%%
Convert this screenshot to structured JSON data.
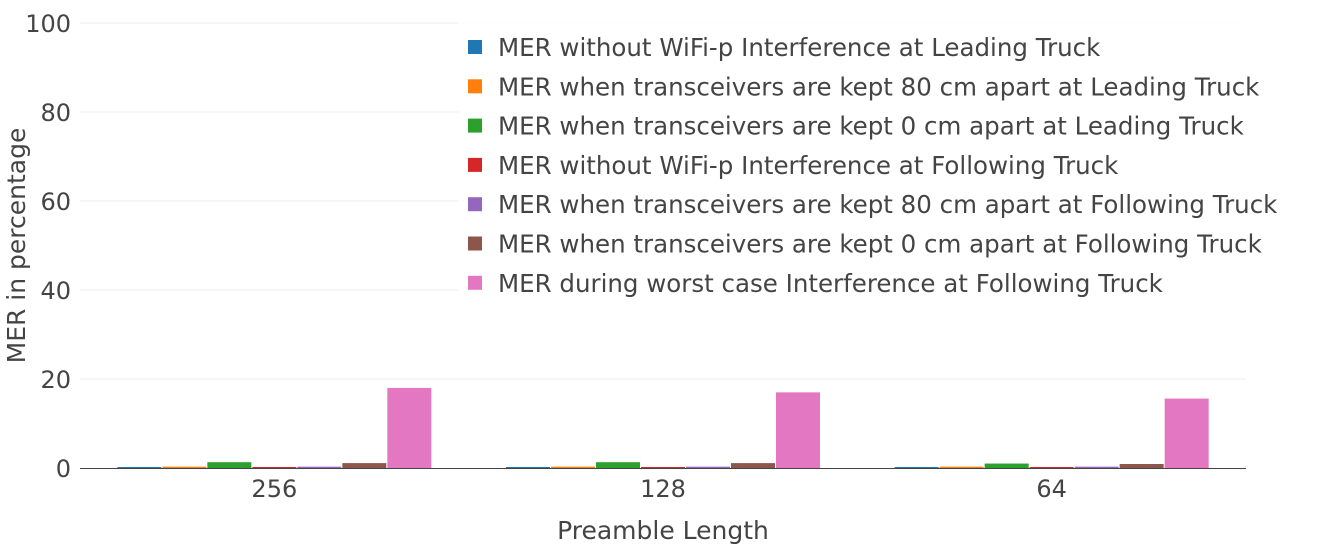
{
  "chart_data": {
    "type": "bar",
    "title": "",
    "xlabel": "Preamble Length",
    "ylabel": "MER in percentage",
    "categories": [
      "256",
      "128",
      "64"
    ],
    "yticks": [
      0,
      20,
      40,
      60,
      80,
      100
    ],
    "ylim": [
      0,
      100
    ],
    "grid": true,
    "legend_position": "top-right",
    "series": [
      {
        "name": "MER without WiFi-p Interference at Leading Truck",
        "color": "#1f77b4",
        "values": [
          0.2,
          0.2,
          0.2
        ]
      },
      {
        "name": "MER when transceivers are kept 80 cm apart at Leading Truck",
        "color": "#ff7f0e",
        "values": [
          0.3,
          0.3,
          0.3
        ]
      },
      {
        "name": "MER when transceivers are kept 0 cm apart at Leading Truck",
        "color": "#2ca02c",
        "values": [
          1.3,
          1.3,
          1.0
        ]
      },
      {
        "name": "MER without WiFi-p Interference at Following Truck",
        "color": "#d62728",
        "values": [
          0.2,
          0.2,
          0.2
        ]
      },
      {
        "name": "MER when transceivers are kept 80 cm apart at Following Truck",
        "color": "#9467bd",
        "values": [
          0.3,
          0.3,
          0.3
        ]
      },
      {
        "name": "MER when transceivers are kept 0 cm apart at Following Truck",
        "color": "#8c564b",
        "values": [
          1.1,
          1.1,
          0.9
        ]
      },
      {
        "name": "MER during worst case Interference at Following Truck",
        "color": "#e377c2",
        "values": [
          18,
          17,
          15.6
        ]
      }
    ]
  }
}
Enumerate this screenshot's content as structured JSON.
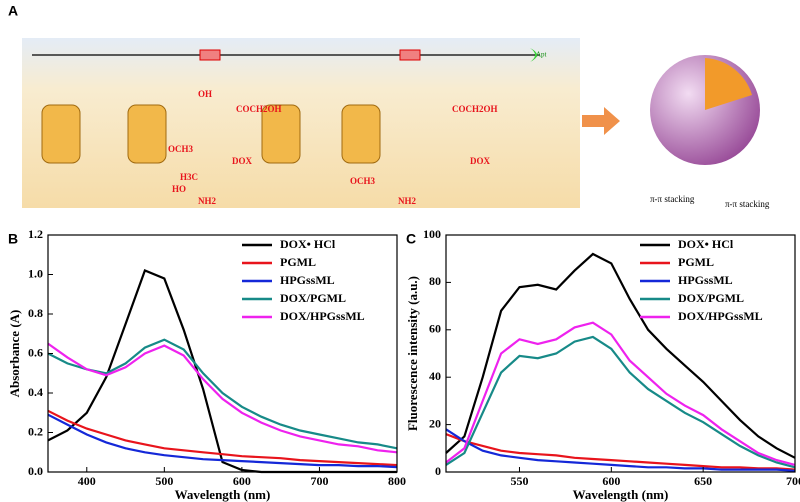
%%
## [Short task]
Print the records above exactly as they stand, but leave out the pictures.

## [Output]
Convert this screenshot to structured JSON data.
{
  "chart_data": {
    "type": "bar",
    "title": "",
    "xlabel": "Preamble Length",
    "ylabel": "MER in percentage",
    "categories": [
      "256",
      "128",
      "64"
    ],
    "yticks": [
      0,
      20,
      40,
      60,
      80,
      100
    ],
    "ylim": [
      0,
      100
    ],
    "grid": true,
    "legend_position": "top-right",
    "series": [
      {
        "name": "MER without WiFi-p Interference at Leading Truck",
        "color": "#1f77b4",
        "values": [
          0.2,
          0.2,
          0.2
        ]
      },
      {
        "name": "MER when transceivers are kept 80 cm apart at Leading Truck",
        "color": "#ff7f0e",
        "values": [
          0.3,
          0.3,
          0.3
        ]
      },
      {
        "name": "MER when transceivers are kept 0 cm apart at Leading Truck",
        "color": "#2ca02c",
        "values": [
          1.3,
          1.3,
          1.0
        ]
      },
      {
        "name": "MER without WiFi-p Interference at Following Truck",
        "color": "#d62728",
        "values": [
          0.2,
          0.2,
          0.2
        ]
      },
      {
        "name": "MER when transceivers are kept 80 cm apart at Following Truck",
        "color": "#9467bd",
        "values": [
          0.3,
          0.3,
          0.3
        ]
      },
      {
        "name": "MER when transceivers are kept 0 cm apart at Following Truck",
        "color": "#8c564b",
        "values": [
          1.1,
          1.1,
          0.9
        ]
      },
      {
        "name": "MER during worst case Interference at Following Truck",
        "color": "#e377c2",
        "values": [
          18,
          17,
          15.6
        ]
      }
    ]
  }
}
Enumerate this screenshot's content as structured JSON.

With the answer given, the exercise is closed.